## START Input

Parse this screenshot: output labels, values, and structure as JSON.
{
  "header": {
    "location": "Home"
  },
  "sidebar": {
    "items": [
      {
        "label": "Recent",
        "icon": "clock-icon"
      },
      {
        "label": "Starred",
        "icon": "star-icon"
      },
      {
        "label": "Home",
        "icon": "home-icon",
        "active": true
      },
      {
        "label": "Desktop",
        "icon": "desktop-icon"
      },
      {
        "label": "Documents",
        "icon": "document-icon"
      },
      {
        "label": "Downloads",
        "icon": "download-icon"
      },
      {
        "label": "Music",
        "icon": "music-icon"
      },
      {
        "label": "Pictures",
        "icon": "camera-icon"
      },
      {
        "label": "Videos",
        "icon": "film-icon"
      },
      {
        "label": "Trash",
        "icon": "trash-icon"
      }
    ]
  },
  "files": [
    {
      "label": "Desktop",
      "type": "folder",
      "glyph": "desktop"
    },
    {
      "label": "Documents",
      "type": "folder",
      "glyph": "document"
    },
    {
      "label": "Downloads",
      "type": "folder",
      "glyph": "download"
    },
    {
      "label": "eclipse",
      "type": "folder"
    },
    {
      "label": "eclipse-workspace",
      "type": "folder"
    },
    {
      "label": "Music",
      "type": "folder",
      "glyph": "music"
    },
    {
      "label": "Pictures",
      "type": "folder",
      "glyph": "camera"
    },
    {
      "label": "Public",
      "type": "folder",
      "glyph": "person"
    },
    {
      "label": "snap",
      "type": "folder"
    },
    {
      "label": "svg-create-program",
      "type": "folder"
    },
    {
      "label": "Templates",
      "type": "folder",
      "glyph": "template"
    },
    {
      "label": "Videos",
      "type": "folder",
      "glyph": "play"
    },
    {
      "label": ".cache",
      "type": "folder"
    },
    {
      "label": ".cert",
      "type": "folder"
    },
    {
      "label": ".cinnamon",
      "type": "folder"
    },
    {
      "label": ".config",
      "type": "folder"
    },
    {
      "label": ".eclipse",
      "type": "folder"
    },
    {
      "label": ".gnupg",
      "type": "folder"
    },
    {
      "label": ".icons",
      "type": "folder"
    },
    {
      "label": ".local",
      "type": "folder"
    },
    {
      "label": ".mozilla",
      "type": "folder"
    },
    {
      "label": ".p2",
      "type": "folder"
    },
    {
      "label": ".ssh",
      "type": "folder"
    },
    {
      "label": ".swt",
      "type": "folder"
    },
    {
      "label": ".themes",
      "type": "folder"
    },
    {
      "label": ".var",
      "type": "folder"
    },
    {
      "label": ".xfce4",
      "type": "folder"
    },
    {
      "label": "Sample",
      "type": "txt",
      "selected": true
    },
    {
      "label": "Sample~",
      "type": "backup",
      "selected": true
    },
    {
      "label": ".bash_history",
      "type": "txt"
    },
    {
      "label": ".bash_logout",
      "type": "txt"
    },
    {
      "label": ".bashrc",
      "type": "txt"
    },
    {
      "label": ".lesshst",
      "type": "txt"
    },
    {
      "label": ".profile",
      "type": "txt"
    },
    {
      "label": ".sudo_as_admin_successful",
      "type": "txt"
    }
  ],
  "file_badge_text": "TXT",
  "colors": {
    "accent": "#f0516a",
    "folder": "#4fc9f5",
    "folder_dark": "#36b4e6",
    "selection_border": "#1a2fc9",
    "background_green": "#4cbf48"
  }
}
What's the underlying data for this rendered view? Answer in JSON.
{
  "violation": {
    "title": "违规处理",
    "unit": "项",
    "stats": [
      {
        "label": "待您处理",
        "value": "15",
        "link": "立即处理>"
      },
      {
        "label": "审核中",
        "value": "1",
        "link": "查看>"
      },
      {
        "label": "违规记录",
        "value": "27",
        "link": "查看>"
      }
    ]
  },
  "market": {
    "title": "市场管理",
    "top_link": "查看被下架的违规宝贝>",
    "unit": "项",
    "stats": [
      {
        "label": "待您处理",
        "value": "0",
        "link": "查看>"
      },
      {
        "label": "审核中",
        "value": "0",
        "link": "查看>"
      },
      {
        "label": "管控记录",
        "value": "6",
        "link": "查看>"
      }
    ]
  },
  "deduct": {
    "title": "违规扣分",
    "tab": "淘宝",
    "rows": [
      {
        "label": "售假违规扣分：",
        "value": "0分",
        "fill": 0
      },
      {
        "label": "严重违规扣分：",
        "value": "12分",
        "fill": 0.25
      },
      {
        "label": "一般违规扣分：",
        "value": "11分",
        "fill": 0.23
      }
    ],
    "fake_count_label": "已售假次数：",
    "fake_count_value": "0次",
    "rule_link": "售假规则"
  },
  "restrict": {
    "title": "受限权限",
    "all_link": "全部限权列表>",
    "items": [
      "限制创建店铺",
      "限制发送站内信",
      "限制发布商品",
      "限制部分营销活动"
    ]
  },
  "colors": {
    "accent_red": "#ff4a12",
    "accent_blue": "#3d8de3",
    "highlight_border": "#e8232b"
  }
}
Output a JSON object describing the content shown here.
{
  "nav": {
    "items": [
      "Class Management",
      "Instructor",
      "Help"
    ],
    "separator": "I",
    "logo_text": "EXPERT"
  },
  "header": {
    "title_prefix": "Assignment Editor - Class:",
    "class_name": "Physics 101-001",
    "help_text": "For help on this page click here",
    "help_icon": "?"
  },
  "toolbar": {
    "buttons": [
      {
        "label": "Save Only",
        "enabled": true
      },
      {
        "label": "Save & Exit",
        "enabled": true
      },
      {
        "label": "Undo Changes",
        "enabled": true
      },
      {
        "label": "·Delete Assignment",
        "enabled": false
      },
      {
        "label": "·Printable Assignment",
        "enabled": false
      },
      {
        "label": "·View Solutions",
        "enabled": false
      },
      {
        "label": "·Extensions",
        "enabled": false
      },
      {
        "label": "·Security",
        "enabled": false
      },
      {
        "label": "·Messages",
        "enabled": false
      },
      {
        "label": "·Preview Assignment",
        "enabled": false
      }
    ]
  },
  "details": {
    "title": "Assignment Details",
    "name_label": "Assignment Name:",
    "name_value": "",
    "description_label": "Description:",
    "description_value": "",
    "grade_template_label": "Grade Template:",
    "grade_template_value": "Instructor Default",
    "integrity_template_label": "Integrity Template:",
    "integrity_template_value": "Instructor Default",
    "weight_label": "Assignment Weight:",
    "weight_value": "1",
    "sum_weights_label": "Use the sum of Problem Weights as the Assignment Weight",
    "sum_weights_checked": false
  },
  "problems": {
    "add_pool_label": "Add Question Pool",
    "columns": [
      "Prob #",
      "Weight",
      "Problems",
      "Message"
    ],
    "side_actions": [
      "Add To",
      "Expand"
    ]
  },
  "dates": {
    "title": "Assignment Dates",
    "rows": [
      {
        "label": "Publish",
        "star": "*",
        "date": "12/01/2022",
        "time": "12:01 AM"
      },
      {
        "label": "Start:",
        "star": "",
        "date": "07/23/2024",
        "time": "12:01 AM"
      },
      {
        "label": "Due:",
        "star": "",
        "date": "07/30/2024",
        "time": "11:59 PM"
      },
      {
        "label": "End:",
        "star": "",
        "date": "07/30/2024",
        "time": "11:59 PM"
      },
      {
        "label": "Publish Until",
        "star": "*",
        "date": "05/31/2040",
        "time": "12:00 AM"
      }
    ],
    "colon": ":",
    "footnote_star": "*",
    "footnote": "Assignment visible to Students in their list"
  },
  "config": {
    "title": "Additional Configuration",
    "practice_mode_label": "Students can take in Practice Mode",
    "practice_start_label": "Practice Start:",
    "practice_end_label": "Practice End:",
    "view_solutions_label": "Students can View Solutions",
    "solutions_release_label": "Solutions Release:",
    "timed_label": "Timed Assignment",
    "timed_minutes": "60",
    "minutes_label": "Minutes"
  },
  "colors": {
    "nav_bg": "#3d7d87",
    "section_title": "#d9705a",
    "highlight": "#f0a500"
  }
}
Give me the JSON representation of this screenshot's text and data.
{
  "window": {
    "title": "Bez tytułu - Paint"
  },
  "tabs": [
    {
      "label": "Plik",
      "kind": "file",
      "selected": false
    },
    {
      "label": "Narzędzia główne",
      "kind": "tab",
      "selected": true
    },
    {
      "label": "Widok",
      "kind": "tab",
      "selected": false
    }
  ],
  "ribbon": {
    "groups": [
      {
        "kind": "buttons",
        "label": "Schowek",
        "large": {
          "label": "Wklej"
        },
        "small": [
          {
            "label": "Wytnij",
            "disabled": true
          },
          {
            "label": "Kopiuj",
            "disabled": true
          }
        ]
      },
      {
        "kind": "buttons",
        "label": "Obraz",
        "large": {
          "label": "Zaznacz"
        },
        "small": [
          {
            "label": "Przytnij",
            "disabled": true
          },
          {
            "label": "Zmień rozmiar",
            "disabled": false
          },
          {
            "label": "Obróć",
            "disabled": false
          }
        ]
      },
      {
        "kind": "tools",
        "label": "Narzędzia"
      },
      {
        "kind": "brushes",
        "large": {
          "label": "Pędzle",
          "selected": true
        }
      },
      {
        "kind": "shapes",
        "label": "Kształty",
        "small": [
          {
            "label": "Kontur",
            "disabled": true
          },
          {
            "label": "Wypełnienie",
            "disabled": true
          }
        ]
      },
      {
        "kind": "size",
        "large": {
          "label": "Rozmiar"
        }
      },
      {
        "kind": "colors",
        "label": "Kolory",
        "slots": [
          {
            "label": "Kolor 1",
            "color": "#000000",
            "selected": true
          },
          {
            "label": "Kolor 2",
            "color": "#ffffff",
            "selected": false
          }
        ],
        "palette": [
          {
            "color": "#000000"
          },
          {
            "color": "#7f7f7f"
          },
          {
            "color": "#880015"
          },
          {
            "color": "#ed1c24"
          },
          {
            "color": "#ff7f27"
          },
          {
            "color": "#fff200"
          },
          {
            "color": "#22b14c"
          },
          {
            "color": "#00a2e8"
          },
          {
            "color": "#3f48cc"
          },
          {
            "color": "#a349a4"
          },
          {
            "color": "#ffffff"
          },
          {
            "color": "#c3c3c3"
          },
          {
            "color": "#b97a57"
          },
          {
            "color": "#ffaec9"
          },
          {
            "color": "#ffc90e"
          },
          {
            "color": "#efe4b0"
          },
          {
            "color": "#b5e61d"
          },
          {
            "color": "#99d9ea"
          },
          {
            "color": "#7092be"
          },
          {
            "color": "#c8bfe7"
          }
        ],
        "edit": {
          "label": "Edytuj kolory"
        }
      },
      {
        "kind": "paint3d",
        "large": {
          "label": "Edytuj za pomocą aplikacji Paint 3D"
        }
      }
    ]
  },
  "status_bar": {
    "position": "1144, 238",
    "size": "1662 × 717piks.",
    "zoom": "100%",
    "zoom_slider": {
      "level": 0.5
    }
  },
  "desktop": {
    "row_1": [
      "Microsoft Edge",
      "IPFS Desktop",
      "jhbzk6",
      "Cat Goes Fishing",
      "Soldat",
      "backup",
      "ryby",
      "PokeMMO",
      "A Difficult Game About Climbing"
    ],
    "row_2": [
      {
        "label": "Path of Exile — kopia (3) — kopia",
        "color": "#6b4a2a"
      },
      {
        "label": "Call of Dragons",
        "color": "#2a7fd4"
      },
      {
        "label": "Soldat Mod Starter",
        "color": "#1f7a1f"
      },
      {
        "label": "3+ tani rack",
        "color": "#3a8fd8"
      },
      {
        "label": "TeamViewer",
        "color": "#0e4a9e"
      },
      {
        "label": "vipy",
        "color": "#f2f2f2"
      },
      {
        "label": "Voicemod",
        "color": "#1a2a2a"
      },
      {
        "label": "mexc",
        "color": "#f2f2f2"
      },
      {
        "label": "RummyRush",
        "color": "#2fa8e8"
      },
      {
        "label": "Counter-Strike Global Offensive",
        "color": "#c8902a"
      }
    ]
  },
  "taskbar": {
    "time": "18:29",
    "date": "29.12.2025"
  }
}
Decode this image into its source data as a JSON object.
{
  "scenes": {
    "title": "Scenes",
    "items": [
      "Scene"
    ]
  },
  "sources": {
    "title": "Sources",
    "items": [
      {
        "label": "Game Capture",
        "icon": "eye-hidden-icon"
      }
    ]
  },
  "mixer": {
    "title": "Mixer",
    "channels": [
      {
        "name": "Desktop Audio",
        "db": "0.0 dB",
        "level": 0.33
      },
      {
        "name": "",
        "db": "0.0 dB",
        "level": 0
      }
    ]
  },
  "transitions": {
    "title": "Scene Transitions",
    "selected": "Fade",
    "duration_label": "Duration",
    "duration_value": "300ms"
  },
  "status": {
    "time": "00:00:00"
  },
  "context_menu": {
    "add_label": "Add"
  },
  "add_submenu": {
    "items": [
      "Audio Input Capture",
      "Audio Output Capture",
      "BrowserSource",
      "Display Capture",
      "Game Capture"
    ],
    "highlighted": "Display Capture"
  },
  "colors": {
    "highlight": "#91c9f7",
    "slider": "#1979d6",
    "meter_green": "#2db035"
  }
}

## END Input

| What is expected |
Note how many lines in the listing above hold the string "JSON", then give only that figure.

| The reply |
5